### Problem to solve:
List all lines of the data containing the word "this".

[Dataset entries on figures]
· · · · · · ·

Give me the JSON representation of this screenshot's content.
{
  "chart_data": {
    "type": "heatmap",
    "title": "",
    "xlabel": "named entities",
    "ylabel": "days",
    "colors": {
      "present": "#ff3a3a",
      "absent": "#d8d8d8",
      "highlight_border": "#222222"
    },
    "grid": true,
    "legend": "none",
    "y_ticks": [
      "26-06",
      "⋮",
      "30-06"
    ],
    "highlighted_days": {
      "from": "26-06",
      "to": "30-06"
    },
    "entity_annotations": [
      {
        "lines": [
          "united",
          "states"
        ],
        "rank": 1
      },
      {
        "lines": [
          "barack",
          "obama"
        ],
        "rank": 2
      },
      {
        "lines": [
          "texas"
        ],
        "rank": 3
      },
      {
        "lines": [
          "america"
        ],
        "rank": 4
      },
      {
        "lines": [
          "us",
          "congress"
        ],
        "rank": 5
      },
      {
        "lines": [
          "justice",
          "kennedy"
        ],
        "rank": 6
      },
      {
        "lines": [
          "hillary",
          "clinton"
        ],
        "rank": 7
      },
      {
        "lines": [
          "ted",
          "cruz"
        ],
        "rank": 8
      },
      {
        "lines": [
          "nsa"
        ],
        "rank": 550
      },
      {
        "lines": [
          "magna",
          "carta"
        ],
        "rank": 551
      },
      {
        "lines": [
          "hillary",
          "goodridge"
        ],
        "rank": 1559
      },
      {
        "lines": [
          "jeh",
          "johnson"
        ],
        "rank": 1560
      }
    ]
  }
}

· · · · · · ·

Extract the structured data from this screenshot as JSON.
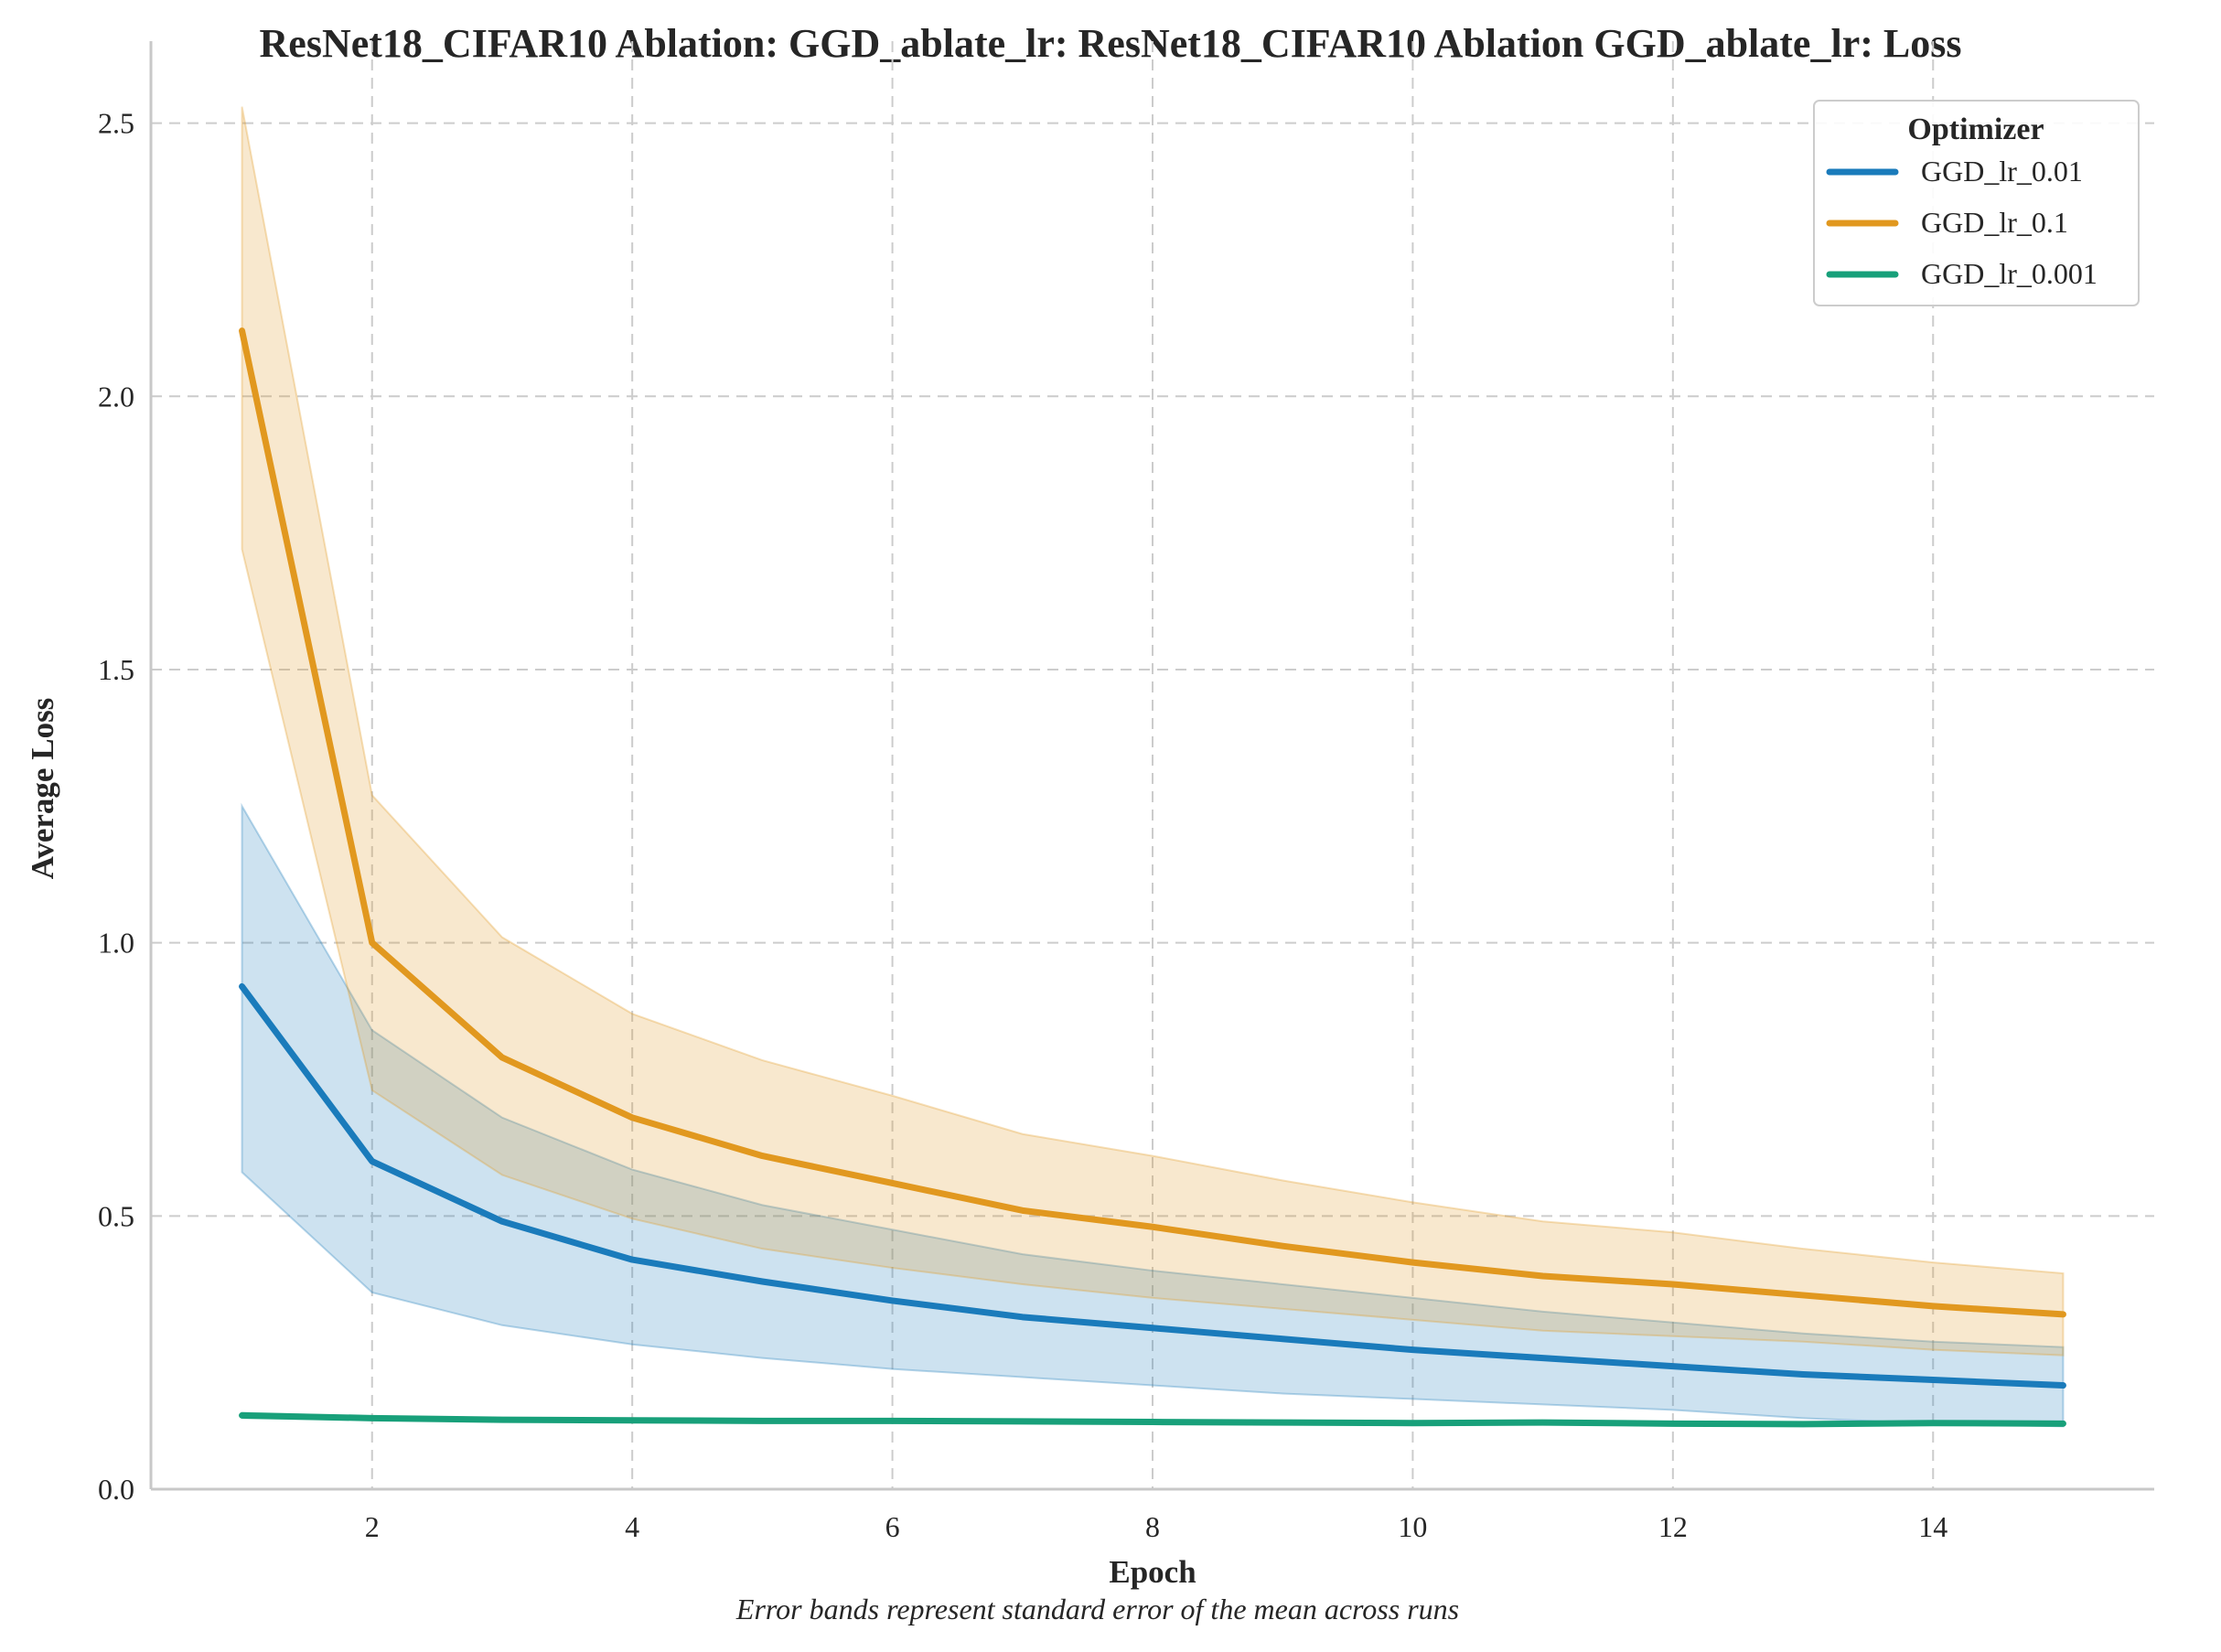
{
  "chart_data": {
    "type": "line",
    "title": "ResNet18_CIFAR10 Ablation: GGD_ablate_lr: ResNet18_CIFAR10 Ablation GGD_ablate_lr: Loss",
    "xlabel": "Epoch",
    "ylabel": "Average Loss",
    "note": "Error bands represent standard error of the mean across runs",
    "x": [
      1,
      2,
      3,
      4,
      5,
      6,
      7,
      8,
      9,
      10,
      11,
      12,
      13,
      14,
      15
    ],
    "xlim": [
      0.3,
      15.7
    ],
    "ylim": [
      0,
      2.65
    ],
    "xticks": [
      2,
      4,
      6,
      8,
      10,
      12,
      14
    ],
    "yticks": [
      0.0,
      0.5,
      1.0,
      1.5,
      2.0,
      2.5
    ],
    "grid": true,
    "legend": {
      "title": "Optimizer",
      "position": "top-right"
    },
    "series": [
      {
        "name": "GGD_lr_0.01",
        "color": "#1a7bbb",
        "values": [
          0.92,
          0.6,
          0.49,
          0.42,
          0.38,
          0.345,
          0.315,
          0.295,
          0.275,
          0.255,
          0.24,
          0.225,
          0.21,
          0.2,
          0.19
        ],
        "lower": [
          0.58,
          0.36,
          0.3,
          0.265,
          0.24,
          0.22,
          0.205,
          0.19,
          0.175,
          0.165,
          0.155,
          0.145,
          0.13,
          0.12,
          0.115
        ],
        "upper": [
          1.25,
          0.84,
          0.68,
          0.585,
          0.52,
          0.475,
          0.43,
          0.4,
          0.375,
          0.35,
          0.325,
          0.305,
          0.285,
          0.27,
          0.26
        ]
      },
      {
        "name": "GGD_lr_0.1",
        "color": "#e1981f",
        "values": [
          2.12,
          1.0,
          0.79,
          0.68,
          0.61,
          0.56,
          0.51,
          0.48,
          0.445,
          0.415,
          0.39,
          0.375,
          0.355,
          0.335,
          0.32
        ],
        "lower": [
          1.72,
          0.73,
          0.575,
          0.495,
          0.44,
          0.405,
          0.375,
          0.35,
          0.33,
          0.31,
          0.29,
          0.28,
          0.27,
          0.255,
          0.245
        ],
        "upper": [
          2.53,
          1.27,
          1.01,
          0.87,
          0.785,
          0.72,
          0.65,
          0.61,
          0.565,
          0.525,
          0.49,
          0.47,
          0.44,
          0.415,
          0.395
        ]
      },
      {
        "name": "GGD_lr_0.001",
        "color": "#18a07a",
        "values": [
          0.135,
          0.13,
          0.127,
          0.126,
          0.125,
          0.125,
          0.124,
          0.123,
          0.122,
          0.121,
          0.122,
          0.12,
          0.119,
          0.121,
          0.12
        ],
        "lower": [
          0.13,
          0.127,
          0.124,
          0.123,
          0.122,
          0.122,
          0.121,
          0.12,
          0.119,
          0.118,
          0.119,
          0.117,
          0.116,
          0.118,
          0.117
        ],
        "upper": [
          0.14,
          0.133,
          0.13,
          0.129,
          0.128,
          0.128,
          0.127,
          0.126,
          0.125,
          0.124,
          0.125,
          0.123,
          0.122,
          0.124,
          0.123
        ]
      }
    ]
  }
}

· · · · · · ·

### Answer to the exercise:
Give me the JSON representation of this screenshot's content.
Extract the structured data from this screenshot as JSON.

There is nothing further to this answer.